> [What to work on] Pull each line holding "Fertility" out of the entries below.

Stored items

******

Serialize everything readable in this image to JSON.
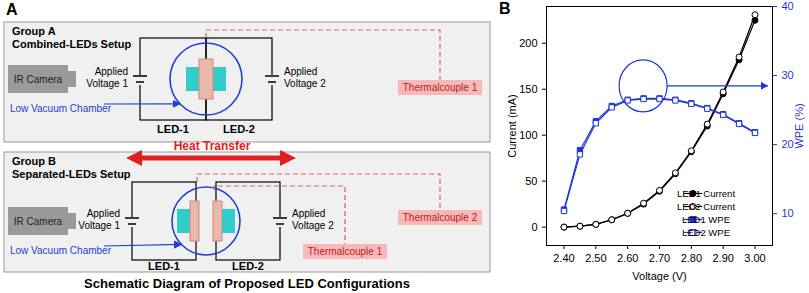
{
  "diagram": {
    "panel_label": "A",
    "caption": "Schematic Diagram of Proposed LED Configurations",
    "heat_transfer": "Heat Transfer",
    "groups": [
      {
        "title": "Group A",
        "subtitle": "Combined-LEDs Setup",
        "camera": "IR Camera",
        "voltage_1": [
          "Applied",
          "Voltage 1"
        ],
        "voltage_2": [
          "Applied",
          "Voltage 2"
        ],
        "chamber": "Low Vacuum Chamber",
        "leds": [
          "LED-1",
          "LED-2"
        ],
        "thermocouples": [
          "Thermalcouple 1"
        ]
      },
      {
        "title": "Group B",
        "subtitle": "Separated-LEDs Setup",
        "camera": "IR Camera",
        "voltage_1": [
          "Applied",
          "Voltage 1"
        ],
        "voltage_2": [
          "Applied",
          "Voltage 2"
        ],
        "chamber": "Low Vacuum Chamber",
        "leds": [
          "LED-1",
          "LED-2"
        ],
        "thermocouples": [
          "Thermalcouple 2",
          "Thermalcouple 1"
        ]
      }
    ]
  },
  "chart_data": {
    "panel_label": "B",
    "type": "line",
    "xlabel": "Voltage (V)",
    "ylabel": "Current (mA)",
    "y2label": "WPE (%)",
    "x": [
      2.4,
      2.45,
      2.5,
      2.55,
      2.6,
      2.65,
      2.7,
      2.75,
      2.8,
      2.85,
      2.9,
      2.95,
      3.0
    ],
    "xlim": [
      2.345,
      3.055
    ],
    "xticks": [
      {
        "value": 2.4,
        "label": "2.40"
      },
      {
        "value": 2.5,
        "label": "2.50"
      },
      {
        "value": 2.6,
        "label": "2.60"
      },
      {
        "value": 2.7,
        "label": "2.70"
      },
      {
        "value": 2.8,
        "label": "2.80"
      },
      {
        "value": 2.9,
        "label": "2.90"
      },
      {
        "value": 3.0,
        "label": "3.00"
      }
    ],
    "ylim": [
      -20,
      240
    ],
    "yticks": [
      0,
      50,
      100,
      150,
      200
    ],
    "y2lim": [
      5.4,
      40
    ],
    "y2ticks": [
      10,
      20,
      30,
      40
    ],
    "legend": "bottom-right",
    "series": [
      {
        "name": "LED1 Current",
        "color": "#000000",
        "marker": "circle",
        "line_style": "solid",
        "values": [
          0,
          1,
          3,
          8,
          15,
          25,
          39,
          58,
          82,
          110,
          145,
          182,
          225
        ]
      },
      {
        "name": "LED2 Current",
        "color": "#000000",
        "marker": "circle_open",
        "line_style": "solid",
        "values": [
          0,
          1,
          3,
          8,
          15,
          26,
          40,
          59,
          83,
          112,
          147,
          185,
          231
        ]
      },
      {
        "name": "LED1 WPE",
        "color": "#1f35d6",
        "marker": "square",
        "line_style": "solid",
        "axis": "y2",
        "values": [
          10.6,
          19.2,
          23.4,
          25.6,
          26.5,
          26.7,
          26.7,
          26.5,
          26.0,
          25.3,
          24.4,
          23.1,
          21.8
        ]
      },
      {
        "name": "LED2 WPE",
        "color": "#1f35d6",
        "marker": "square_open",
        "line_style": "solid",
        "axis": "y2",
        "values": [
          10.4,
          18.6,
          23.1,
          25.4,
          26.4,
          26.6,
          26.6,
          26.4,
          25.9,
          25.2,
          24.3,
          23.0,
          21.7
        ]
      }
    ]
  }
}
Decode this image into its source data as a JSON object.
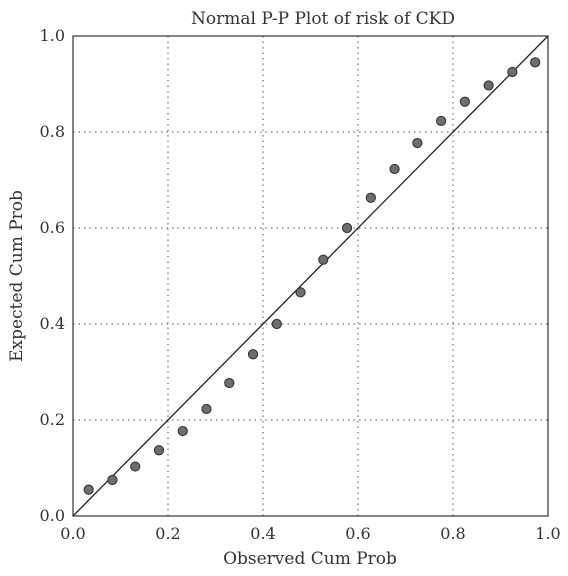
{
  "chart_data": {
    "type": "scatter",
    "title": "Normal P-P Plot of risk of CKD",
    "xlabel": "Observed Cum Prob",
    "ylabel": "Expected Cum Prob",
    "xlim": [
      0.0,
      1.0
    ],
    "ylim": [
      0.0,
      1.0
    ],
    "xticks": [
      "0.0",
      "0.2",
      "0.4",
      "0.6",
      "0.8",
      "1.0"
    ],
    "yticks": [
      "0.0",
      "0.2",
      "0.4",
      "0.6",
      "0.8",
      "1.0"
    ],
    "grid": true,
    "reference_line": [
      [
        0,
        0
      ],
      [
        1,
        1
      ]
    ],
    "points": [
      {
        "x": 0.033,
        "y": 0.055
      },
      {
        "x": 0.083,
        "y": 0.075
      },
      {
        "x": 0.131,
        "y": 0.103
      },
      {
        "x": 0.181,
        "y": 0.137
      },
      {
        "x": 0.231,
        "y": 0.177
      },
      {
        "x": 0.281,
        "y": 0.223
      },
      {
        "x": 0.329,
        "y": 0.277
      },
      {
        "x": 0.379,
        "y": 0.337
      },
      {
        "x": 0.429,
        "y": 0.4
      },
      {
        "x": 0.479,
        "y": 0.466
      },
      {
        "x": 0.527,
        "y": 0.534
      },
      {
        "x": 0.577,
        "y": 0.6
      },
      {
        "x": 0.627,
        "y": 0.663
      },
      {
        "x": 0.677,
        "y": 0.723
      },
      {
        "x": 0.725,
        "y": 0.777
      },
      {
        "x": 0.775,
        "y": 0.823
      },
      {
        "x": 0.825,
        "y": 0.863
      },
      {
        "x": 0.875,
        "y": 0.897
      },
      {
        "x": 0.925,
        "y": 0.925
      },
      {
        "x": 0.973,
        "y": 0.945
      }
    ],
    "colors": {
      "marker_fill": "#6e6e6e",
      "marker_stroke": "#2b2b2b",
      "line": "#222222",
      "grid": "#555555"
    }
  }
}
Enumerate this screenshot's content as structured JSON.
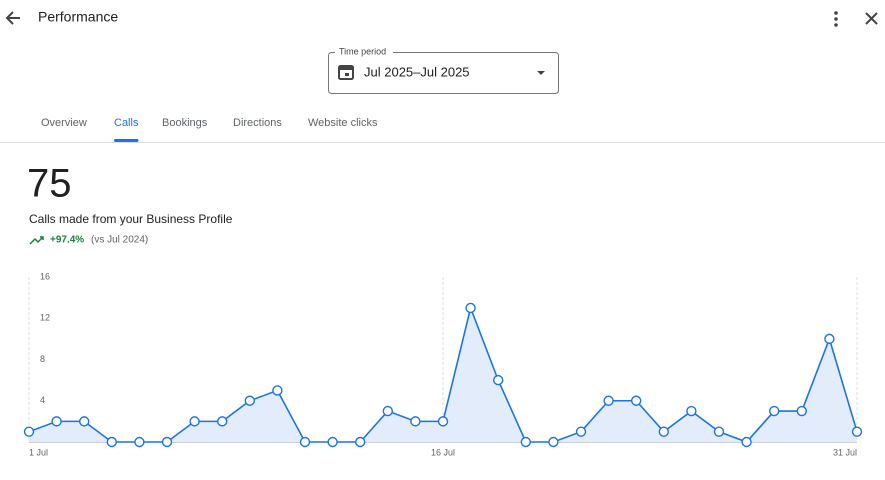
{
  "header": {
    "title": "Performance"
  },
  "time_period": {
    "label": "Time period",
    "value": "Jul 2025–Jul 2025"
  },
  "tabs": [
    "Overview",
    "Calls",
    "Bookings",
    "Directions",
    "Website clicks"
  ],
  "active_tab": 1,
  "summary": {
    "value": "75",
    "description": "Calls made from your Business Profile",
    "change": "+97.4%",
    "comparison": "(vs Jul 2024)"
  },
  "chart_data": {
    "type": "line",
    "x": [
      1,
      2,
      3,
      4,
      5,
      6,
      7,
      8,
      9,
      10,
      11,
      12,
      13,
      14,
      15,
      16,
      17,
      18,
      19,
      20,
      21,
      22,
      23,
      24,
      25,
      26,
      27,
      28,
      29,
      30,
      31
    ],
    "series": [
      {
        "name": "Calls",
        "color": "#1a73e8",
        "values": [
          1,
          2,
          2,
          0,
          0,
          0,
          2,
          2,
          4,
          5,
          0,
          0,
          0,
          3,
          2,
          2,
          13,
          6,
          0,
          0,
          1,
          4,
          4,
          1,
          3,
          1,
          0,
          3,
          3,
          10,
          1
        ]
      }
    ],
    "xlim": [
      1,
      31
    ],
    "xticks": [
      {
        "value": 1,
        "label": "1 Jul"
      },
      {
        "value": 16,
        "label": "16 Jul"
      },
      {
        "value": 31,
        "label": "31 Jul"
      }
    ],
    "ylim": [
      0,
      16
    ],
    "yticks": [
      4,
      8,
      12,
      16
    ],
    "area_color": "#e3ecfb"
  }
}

******

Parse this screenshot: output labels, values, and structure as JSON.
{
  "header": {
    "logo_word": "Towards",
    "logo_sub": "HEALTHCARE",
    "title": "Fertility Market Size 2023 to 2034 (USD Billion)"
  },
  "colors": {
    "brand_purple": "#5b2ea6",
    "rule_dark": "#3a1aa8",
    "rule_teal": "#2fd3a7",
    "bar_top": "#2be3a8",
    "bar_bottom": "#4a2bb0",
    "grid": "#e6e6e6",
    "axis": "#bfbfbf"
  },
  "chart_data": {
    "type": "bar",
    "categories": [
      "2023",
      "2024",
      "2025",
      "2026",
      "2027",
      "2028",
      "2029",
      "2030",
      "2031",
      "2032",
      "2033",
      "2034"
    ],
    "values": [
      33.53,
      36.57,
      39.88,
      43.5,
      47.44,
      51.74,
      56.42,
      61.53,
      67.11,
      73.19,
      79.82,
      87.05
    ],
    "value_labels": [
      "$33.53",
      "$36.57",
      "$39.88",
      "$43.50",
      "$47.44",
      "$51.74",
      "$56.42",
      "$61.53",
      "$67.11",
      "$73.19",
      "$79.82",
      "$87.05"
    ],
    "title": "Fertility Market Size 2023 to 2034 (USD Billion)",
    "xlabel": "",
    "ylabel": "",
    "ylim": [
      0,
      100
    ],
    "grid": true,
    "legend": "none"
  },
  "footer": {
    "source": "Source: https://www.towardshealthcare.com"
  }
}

******

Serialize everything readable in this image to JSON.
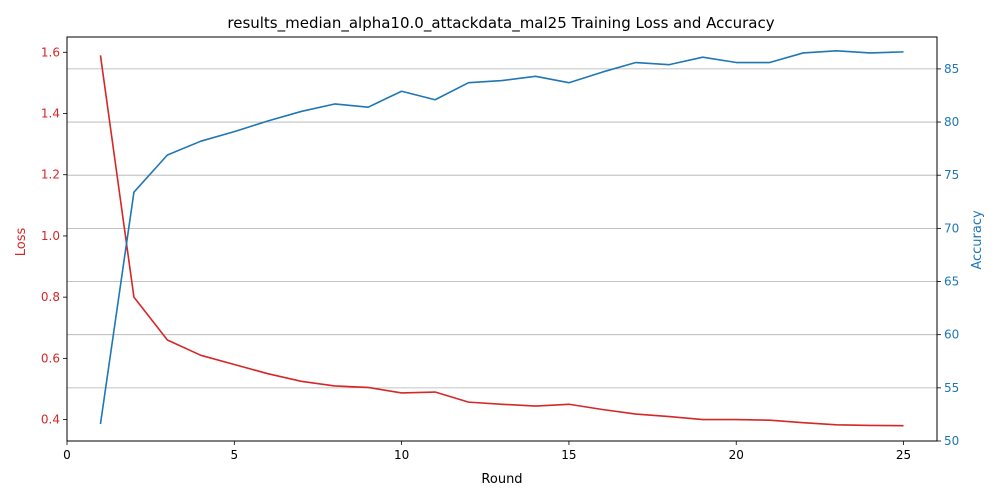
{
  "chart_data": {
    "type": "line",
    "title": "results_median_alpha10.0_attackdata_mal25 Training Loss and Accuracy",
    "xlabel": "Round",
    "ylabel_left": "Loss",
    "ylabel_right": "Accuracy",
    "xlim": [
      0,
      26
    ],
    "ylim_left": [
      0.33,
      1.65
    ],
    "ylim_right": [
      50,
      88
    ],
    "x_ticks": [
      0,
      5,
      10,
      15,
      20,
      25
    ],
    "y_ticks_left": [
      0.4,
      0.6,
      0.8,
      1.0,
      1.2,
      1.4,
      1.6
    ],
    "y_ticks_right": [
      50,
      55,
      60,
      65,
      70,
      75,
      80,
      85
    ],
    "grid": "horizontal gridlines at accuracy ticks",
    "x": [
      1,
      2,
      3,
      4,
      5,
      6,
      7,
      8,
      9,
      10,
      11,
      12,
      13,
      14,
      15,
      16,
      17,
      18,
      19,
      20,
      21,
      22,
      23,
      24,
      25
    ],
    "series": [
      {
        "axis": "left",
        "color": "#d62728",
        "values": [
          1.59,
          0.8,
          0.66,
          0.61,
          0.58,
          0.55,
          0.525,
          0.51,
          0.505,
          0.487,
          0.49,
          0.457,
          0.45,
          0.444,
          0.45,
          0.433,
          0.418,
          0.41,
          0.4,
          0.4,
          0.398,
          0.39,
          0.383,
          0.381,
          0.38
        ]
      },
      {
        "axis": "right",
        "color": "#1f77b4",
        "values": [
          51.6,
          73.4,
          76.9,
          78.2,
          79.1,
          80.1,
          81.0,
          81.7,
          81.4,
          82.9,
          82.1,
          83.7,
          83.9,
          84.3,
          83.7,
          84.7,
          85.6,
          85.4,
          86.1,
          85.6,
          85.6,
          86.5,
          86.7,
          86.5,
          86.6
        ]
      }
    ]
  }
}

******

> [Response to the task]
    "title": "Fertility Market Size 2023 to 2034 (USD Billion)"
    "title": "Fertility Market Size 2023 to 2034 (USD Billion)",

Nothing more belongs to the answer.